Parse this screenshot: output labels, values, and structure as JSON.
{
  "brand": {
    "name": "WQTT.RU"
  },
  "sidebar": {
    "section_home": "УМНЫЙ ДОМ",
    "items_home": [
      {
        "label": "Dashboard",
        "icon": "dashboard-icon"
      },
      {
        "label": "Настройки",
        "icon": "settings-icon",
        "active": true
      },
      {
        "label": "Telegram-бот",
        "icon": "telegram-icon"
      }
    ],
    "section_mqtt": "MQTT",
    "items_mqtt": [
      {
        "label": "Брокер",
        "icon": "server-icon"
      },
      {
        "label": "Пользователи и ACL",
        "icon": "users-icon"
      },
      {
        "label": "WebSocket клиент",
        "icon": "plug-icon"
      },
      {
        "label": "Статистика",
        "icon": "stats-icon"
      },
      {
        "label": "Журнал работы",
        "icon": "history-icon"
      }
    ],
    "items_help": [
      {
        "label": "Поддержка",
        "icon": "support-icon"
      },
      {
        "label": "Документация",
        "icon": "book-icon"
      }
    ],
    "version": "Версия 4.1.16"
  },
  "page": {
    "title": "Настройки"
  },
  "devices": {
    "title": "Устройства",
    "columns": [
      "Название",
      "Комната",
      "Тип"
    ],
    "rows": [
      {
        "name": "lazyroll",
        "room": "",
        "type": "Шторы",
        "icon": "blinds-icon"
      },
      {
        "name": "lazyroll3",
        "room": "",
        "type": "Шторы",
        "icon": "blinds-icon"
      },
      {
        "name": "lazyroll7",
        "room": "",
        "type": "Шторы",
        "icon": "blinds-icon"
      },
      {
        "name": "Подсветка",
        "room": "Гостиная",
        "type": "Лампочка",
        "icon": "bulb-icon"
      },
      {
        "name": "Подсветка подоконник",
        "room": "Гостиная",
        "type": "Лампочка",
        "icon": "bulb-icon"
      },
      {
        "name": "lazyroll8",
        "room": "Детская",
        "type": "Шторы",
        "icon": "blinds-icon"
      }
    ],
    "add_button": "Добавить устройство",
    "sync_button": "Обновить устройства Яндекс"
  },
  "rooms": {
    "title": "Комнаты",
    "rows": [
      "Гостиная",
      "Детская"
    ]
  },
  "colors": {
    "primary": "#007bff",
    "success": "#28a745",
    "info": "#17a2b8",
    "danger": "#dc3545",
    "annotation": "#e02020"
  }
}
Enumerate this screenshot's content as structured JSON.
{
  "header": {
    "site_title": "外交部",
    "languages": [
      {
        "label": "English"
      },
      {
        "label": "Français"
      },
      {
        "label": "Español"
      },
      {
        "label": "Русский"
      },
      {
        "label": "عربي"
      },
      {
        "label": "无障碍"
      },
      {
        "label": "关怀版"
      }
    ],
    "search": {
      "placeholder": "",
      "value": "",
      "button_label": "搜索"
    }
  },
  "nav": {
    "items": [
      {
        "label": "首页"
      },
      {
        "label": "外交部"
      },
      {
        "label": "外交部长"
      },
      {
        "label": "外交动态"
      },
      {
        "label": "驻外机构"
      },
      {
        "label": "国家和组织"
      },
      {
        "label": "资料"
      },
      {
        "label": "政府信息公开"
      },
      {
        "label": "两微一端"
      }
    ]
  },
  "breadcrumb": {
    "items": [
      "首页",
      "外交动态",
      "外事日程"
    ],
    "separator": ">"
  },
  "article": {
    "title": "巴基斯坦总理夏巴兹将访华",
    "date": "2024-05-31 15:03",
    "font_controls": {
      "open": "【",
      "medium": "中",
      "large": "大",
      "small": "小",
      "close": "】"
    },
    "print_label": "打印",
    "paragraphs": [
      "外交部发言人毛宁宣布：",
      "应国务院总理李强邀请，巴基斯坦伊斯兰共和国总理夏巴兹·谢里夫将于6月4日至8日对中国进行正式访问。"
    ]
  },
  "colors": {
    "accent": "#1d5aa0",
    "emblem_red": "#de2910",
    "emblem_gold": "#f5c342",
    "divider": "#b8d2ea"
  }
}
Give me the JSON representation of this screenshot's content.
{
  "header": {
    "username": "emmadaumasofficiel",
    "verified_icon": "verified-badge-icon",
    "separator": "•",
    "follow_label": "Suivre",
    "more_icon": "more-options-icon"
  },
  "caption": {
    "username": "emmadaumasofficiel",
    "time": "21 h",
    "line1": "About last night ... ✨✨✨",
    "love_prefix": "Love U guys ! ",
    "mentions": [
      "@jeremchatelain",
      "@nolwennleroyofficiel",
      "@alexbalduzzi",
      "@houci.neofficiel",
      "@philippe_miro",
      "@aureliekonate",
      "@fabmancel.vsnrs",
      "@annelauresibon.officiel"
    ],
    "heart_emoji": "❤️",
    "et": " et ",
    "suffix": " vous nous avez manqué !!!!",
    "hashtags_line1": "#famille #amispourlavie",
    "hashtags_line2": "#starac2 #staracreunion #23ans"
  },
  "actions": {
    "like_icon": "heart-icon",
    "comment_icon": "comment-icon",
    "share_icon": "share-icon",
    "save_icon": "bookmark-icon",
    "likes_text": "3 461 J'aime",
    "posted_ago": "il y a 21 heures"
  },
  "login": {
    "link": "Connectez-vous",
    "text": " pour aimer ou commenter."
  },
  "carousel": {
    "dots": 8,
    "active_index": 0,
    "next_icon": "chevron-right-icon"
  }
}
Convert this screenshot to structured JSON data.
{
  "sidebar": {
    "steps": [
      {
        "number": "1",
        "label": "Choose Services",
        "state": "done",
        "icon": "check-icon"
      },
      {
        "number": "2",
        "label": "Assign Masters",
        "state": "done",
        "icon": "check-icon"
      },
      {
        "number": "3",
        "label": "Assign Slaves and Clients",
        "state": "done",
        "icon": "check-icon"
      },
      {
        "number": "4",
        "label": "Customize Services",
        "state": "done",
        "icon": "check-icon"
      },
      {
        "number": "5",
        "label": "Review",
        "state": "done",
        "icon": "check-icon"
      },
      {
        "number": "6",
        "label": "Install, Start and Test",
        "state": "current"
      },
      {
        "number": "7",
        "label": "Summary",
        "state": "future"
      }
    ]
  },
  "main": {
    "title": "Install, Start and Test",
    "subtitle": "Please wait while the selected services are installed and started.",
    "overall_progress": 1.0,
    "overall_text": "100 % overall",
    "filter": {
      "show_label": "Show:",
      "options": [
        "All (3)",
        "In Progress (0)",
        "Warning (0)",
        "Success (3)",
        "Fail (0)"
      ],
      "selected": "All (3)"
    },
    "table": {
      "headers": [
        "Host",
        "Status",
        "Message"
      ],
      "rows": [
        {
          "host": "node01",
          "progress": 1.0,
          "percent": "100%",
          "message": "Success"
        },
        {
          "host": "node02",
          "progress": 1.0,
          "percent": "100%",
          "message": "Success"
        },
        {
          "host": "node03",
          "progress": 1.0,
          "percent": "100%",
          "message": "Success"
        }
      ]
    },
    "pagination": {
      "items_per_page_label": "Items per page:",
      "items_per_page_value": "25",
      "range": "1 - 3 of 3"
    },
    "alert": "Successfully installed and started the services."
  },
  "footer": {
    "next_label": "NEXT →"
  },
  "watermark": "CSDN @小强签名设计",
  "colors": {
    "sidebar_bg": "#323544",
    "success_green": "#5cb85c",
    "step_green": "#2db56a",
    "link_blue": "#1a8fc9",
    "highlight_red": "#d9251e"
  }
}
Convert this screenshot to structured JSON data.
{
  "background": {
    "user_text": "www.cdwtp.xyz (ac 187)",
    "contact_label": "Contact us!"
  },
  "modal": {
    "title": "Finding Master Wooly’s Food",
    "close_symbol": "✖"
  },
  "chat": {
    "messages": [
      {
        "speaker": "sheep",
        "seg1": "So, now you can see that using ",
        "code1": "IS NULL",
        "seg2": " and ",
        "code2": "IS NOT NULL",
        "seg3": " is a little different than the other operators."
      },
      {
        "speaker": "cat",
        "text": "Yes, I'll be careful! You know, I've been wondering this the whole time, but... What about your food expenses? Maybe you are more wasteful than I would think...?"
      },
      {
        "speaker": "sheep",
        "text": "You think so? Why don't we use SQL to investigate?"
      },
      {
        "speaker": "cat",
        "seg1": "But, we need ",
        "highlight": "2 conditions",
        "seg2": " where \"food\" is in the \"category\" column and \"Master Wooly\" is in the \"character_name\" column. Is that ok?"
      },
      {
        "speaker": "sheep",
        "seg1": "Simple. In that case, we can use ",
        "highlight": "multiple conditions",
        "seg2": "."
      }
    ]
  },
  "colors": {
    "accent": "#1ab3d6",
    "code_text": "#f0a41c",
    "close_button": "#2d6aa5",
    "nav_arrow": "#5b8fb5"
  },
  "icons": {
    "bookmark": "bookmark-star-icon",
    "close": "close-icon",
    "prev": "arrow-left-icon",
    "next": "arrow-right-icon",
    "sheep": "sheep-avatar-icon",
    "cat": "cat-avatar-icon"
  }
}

Goal = Return every line above that contains the word "conditions".

Response to this task =
        "highlight": "2 conditions",
        "highlight": "multiple conditions",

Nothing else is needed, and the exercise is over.